(Records contained in a dataset)
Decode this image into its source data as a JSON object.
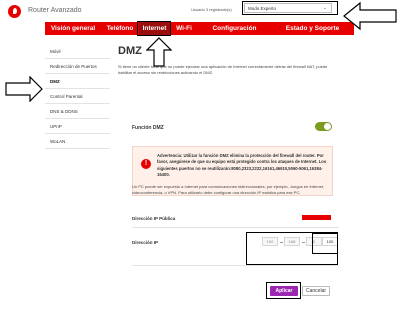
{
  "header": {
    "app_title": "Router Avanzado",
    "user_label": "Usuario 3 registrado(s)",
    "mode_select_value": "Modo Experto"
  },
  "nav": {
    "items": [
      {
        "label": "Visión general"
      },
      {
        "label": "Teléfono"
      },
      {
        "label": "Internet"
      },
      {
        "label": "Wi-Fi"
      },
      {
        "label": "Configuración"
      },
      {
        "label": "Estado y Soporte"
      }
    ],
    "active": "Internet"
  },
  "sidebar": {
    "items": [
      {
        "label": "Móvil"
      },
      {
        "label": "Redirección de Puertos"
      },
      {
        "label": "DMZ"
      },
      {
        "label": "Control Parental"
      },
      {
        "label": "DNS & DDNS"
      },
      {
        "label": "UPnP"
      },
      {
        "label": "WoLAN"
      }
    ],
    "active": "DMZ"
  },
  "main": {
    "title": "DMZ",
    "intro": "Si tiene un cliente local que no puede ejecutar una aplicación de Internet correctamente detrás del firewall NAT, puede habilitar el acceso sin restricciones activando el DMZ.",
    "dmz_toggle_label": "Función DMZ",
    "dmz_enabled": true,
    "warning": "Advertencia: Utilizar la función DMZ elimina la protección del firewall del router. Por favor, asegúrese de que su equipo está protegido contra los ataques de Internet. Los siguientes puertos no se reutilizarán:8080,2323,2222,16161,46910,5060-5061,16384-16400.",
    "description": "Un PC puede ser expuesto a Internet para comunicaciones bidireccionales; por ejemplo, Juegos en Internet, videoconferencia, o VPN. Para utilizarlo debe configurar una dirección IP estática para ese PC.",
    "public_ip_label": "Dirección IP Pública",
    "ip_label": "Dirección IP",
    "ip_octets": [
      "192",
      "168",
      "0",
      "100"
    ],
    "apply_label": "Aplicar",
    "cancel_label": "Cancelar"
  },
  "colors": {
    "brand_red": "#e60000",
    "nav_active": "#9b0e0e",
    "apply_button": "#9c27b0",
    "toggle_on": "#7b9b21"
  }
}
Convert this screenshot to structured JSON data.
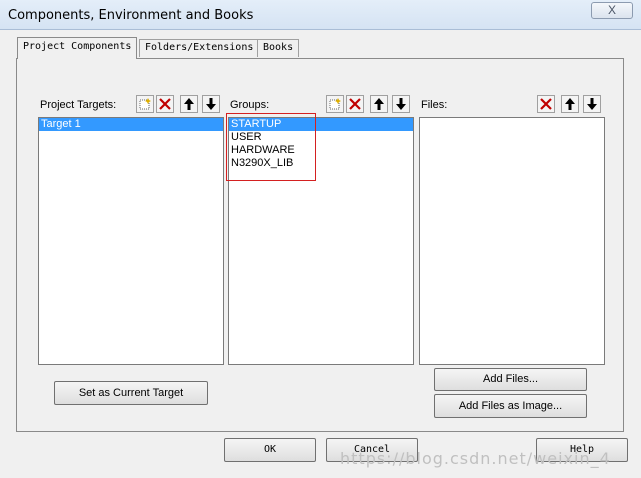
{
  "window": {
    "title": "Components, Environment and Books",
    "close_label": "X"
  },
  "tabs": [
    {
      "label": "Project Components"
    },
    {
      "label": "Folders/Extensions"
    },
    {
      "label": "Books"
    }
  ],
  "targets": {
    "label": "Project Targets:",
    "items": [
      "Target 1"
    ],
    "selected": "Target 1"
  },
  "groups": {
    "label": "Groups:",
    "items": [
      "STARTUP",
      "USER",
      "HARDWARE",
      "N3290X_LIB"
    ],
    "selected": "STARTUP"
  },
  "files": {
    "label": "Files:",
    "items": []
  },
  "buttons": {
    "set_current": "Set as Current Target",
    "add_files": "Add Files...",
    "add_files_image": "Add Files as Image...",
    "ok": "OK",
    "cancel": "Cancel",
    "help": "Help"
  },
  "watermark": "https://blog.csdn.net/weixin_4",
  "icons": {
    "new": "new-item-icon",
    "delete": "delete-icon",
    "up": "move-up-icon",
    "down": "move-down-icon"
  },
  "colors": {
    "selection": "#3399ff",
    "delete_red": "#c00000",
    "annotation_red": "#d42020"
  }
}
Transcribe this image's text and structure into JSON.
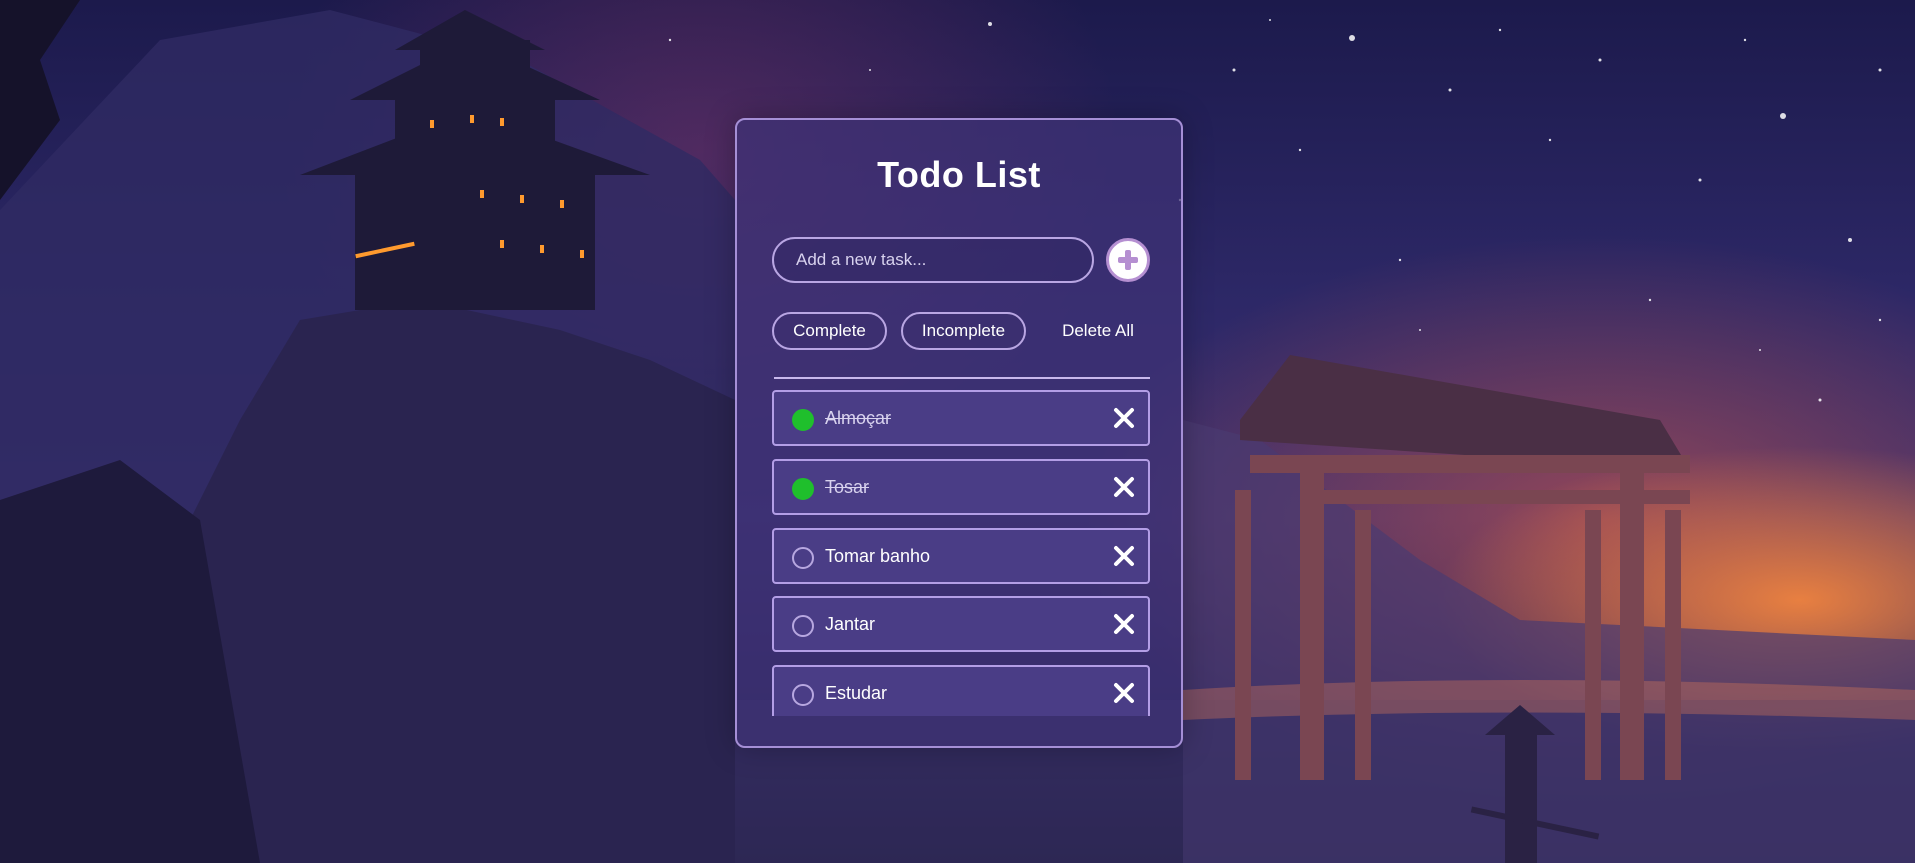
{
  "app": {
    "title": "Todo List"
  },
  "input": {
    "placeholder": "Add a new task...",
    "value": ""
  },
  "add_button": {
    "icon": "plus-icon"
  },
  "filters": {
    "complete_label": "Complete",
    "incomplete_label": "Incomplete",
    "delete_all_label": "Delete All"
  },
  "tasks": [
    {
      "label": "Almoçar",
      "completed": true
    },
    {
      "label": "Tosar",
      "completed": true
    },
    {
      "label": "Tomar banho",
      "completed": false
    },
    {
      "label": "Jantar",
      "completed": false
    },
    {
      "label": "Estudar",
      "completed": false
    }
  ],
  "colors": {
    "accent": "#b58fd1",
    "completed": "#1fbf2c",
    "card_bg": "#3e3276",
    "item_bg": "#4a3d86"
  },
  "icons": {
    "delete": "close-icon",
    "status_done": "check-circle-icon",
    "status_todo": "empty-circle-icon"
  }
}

The problem. Reproduce all entries without any change, and omit the pictures.

Answer for the task.
Decode this image into its source data as a JSON object.
{
  "header": {
    "app_title": "Router Avanzado",
    "user_label": "Usuario 3 registrado(s)",
    "mode_select_value": "Modo Experto"
  },
  "nav": {
    "items": [
      {
        "label": "Visión general"
      },
      {
        "label": "Teléfono"
      },
      {
        "label": "Internet"
      },
      {
        "label": "Wi-Fi"
      },
      {
        "label": "Configuración"
      },
      {
        "label": "Estado y Soporte"
      }
    ],
    "active": "Internet"
  },
  "sidebar": {
    "items": [
      {
        "label": "Móvil"
      },
      {
        "label": "Redirección de Puertos"
      },
      {
        "label": "DMZ"
      },
      {
        "label": "Control Parental"
      },
      {
        "label": "DNS & DDNS"
      },
      {
        "label": "UPnP"
      },
      {
        "label": "WoLAN"
      }
    ],
    "active": "DMZ"
  },
  "main": {
    "title": "DMZ",
    "intro": "Si tiene un cliente local que no puede ejecutar una aplicación de Internet correctamente detrás del firewall NAT, puede habilitar el acceso sin restricciones activando el DMZ.",
    "dmz_toggle_label": "Función DMZ",
    "dmz_enabled": true,
    "warning": "Advertencia: Utilizar la función DMZ elimina la protección del firewall del router. Por favor, asegúrese de que su equipo está protegido contra los ataques de Internet. Los siguientes puertos no se reutilizarán:8080,2323,2222,16161,46910,5060-5061,16384-16400.",
    "description": "Un PC puede ser expuesto a Internet para comunicaciones bidireccionales; por ejemplo, Juegos en Internet, videoconferencia, o VPN. Para utilizarlo debe configurar una dirección IP estática para ese PC.",
    "public_ip_label": "Dirección IP Pública",
    "ip_label": "Dirección IP",
    "ip_octets": [
      "192",
      "168",
      "0",
      "100"
    ],
    "apply_label": "Aplicar",
    "cancel_label": "Cancelar"
  },
  "colors": {
    "brand_red": "#e60000",
    "nav_active": "#9b0e0e",
    "apply_button": "#9c27b0",
    "toggle_on": "#7b9b21"
  }
}
Convert this screenshot to structured JSON data.
{
  "window": {
    "title": "Components, Environment and Books",
    "close_label": "X"
  },
  "tabs": [
    {
      "label": "Project Components"
    },
    {
      "label": "Folders/Extensions"
    },
    {
      "label": "Books"
    }
  ],
  "targets": {
    "label": "Project Targets:",
    "items": [
      "Target 1"
    ],
    "selected": "Target 1"
  },
  "groups": {
    "label": "Groups:",
    "items": [
      "STARTUP",
      "USER",
      "HARDWARE",
      "N3290X_LIB"
    ],
    "selected": "STARTUP"
  },
  "files": {
    "label": "Files:",
    "items": []
  },
  "buttons": {
    "set_current": "Set as Current Target",
    "add_files": "Add Files...",
    "add_files_image": "Add Files as Image...",
    "ok": "OK",
    "cancel": "Cancel",
    "help": "Help"
  },
  "watermark": "https://blog.csdn.net/weixin_4",
  "icons": {
    "new": "new-item-icon",
    "delete": "delete-icon",
    "up": "move-up-icon",
    "down": "move-down-icon"
  },
  "colors": {
    "selection": "#3399ff",
    "delete_red": "#c00000",
    "annotation_red": "#d42020"
  }
}
Transcribe this image's text and structure into JSON.
{
  "app": {
    "title": "Todo List"
  },
  "input": {
    "placeholder": "Add a new task...",
    "value": ""
  },
  "add_button": {
    "icon": "plus-icon"
  },
  "filters": {
    "complete_label": "Complete",
    "incomplete_label": "Incomplete",
    "delete_all_label": "Delete All"
  },
  "tasks": [
    {
      "label": "Almoçar",
      "completed": true
    },
    {
      "label": "Tosar",
      "completed": true
    },
    {
      "label": "Tomar banho",
      "completed": false
    },
    {
      "label": "Jantar",
      "completed": false
    },
    {
      "label": "Estudar",
      "completed": false
    }
  ],
  "colors": {
    "accent": "#b58fd1",
    "completed": "#1fbf2c",
    "card_bg": "#3e3276",
    "item_bg": "#4a3d86"
  },
  "icons": {
    "delete": "close-icon",
    "status_done": "check-circle-icon",
    "status_todo": "empty-circle-icon"
  }
}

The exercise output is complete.